• THE TASK: Omit the pictures, then write out every entry exactly as it reads.

[Collected data]
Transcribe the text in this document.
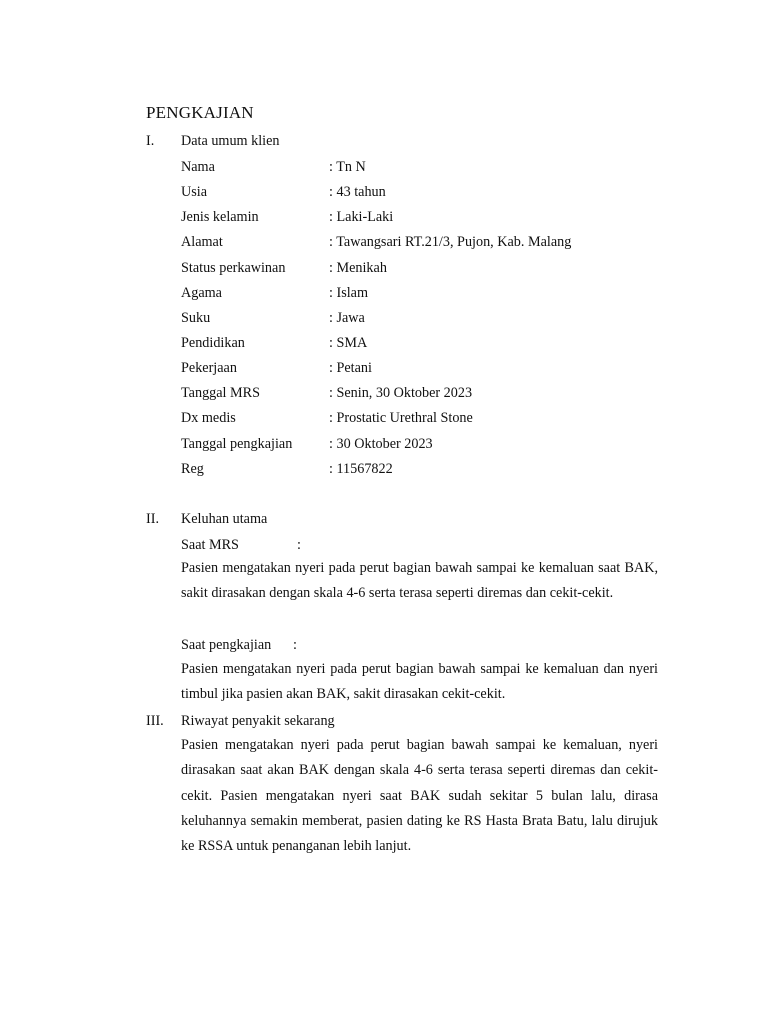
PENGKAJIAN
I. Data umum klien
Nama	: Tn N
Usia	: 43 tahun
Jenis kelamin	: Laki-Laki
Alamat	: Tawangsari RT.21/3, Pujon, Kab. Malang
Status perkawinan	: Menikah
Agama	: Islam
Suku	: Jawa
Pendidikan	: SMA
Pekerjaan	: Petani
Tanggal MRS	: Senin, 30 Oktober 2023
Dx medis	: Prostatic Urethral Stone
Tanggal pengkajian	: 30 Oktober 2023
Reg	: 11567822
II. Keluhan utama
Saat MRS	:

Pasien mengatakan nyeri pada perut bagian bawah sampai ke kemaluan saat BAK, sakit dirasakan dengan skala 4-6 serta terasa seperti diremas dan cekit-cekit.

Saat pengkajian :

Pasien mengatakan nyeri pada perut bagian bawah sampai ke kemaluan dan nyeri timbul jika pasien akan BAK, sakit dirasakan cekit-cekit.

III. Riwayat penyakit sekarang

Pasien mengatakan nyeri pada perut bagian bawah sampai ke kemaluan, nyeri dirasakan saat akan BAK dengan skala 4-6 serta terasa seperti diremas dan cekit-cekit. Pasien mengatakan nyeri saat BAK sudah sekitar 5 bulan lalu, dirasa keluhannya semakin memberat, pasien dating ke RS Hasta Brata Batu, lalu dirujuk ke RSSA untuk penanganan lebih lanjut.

• TASK SOLUTION:
Transcribe the text in this document.
PENGKAJIAN
I. Data umum klien
Nama	: Tn N
Usia	: 43 tahun
Jenis kelamin	: Laki-Laki
Alamat	: Tawangsari RT.21/3, Pujon, Kab. Malang
Status perkawinan	: Menikah
Agama	: Islam
Suku	: Jawa
Pendidikan	: SMA
Pekerjaan	: Petani
Tanggal MRS	: Senin, 30 Oktober 2023
Dx medis	: Prostatic Urethral Stone
Tanggal pengkajian	: 30 Oktober 2023
Reg	: 11567822
II. Keluhan utama
Saat MRS	:

Pasien mengatakan nyeri pada perut bagian bawah sampai ke kemaluan saat BAK, sakit dirasakan dengan skala 4-6 serta terasa seperti diremas dan cekit-cekit.

Saat pengkajian :

Pasien mengatakan nyeri pada perut bagian bawah sampai ke kemaluan dan nyeri timbul jika pasien akan BAK, sakit dirasakan cekit-cekit.

III. Riwayat penyakit sekarang

Pasien mengatakan nyeri pada perut bagian bawah sampai ke kemaluan, nyeri dirasakan saat akan BAK dengan skala 4-6 serta terasa seperti diremas dan cekit-cekit. Pasien mengatakan nyeri saat BAK sudah sekitar 5 bulan lalu, dirasa keluhannya semakin memberat, pasien dating ke RS Hasta Brata Batu, lalu dirujuk ke RSSA untuk penanganan lebih lanjut.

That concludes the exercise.